Then, the form factor $f_{-}(0)$ is obtained as follows
\begin{eqnarray}
f_{-}(0)&=& f_{+}(0) + \int^{1}_{0}dx\int d^{2}{\bf k}_{\perp}
\frac{x\phi_{2}(x,{\bf k}_{\perp})\phi_{1}(x,{\bf k}_{\perp})}
{ \sqrt{ {\cal A}_{1}^{2}+ k^{2}_{\perp}}\sqrt{ {\cal A}_{2}^{2}+
k_{\perp}^{2} } }\nonumber\\
&\times&\biggl\{ \biggl[C_{T1}(C_{J1}-C_{J2}+C_{M}+C_{R}) + C_{T2}\biggr ]
k^{2}_{\perp}\cos^{2}\phi + C_{T3}\biggr\},
\end{eqnarray}
where the angle $\phi$ is defined by ${\bf k}_{\perp}\cdot{\bf q}_{\perp}
=|{\bf k}_{\perp}||{\bf q}_{\perp}|\cos\phi$ and the terms of $C's$ are 
given by 
\begin{eqnarray}
C_{Ji}&=&
\frac{2\beta^{2}_{i}}{(1-x)(\beta^{2}_{1}+\beta^{2}_{2})M^{2}_{i0}}
\biggl[\frac{1}{1 -[(m^{2}_{i}-m^{2}_{\bar{q}})/M^{2}_{i0}]^{2}}  
-\frac{3}{4}\biggr], \nonumber\\
C_{M}&=&\frac{1}{(1-x)(\beta^{2}_{1}+\beta^{2}_{2})}
\biggl[\frac{\beta^{2}_{2}}{M^{2}_{20}-(m_{2}-m_{\bar{q}})^{2}}
- \frac{\beta^{2}_{1}}{M^{2}_{10}-(m_{1}-m_{\bar{q}})^{2}}\biggr],\nonumber\\
C_{R}&=&\frac{-1}{4(1-x)(\beta^{2}_{1}+\beta^{2}_{2})}
\biggl[ \biggl(\frac{m^{2}_{2}-m^{2}_{\bar{q}}}{M^{2}_{20}}\biggr)^{2}
- \biggl(\frac{m^{2}_{1}-m^{2}_{\bar{q}}}{M^{2}_{10}}\biggr)^{2}\biggr],
\nonumber\\
C_{T1}&=& \frac{1}{x(1-x)}({\cal A}_{1}^{2}+ {\cal A}_{2}^{2}+
2k^{2}_{\perp}) + (m_{1}-m_{2})^{2},\nonumber\\
C_{T2}&=& \frac{2(\beta^{2}_{1}-\beta^{2}_{2})}
{(1-x)(\beta^{2}_{1}+\beta^{2}_{2})},\hspace{.1cm} 
C_{T3}= \frac{x\beta^{2}_{1}}{\beta^{2}_{1}+\beta^{2}_{2}}C_{T1}
-\frac{{\cal A}^{2}_{1}+k^{2}_{\perp}}{x(1-x)},
\end{eqnarray}
with 
\begin{eqnarray}
M^{2}_{i0} &=& \frac{k_{\perp}^{2}+m^{2}_{i}}{1-x}
+ \frac{k_{\perp}^{2}+m^{2}_{\bar{q}}}{x}.

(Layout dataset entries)

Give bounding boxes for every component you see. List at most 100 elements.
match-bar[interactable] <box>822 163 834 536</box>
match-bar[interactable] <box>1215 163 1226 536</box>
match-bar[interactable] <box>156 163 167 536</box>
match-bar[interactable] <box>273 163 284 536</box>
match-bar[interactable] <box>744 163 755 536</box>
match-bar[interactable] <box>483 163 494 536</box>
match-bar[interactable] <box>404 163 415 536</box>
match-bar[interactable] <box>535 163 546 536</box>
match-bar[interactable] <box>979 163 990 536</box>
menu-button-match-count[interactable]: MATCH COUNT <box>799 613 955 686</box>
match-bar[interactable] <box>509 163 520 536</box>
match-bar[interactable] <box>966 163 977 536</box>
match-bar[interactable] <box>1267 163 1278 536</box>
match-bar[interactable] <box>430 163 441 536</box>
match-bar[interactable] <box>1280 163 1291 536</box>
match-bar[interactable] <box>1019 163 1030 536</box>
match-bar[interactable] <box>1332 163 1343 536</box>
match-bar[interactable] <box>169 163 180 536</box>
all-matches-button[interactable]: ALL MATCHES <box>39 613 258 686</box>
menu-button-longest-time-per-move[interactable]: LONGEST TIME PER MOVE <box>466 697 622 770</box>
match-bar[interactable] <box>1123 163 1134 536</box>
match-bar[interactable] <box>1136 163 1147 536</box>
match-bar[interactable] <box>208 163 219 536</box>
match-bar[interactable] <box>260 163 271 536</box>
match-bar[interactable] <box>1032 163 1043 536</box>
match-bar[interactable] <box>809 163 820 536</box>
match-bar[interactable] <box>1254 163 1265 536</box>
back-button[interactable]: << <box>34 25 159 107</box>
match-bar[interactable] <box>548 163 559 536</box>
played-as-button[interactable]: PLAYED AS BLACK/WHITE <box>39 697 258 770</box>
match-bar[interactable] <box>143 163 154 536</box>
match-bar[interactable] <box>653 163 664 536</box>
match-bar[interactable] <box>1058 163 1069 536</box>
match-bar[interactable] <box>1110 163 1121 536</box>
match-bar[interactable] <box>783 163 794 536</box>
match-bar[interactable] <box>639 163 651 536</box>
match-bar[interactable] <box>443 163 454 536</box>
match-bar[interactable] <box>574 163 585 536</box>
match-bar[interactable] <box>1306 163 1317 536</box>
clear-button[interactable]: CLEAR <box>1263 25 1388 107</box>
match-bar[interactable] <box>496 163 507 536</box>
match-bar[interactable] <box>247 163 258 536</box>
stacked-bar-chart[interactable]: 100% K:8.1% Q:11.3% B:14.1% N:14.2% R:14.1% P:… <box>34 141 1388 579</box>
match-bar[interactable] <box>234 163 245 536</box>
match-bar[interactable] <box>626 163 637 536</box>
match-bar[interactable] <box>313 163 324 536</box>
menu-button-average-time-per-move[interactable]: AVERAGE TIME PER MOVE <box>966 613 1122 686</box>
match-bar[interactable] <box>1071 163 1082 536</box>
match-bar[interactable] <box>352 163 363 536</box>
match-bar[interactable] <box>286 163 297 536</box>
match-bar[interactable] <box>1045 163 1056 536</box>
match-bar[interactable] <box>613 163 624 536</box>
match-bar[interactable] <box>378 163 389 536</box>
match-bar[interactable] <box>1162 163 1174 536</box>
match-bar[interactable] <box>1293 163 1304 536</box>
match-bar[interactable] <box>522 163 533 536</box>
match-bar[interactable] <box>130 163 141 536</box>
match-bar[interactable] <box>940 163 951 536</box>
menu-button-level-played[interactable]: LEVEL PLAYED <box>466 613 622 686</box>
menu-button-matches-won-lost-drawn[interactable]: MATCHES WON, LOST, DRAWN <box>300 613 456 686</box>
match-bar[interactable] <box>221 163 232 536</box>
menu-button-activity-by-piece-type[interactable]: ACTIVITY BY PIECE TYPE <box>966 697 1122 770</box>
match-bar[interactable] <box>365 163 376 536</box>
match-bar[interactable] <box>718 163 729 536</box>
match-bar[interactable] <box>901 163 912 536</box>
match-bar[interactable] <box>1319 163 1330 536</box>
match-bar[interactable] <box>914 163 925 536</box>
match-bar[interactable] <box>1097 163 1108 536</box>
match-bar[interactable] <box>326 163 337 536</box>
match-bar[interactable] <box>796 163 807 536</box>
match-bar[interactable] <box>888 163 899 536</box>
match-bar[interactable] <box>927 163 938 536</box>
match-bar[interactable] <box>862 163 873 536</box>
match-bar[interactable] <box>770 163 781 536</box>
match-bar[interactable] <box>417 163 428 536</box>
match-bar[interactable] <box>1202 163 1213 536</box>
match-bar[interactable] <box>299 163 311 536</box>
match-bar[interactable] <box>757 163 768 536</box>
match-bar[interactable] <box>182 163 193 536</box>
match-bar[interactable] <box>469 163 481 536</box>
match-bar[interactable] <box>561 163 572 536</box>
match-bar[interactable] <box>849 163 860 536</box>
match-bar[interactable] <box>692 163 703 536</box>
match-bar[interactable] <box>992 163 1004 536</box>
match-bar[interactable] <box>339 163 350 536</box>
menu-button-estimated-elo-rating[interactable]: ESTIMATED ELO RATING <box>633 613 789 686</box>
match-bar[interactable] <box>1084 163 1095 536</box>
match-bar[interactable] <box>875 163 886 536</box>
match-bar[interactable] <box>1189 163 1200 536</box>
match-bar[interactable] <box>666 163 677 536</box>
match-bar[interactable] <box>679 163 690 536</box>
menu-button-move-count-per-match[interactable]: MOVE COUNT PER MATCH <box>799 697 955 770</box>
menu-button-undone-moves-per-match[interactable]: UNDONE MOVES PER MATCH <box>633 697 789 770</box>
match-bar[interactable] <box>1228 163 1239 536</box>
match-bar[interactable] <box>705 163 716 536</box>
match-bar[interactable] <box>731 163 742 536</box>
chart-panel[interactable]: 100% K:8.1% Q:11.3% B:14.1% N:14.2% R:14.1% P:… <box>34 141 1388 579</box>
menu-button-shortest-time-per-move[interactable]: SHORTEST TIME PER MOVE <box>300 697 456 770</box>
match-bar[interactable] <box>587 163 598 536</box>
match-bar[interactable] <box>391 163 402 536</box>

◆ **Problems to solve**:
1. Translate this sentence from the form factor passage into Spanish: "Then, the form factor $f_{-}(0)$ is obtained as follows"
2. Print the entries from their first line through the line that contains "match-bar[interactable] <box>156 163".

◆ **Solved tasks**:
1. Luego, el factor de forma $f_{-}(0)$ se obtiene de la siguiente manera

2.
Give bounding boxes for every component you see. List at most 100 elements.
match-bar[interactable] <box>822 163 834 536</box>
match-bar[interactable] <box>1215 163 1226 536</box>
match-bar[interactable] <box>156 163 167 536</box>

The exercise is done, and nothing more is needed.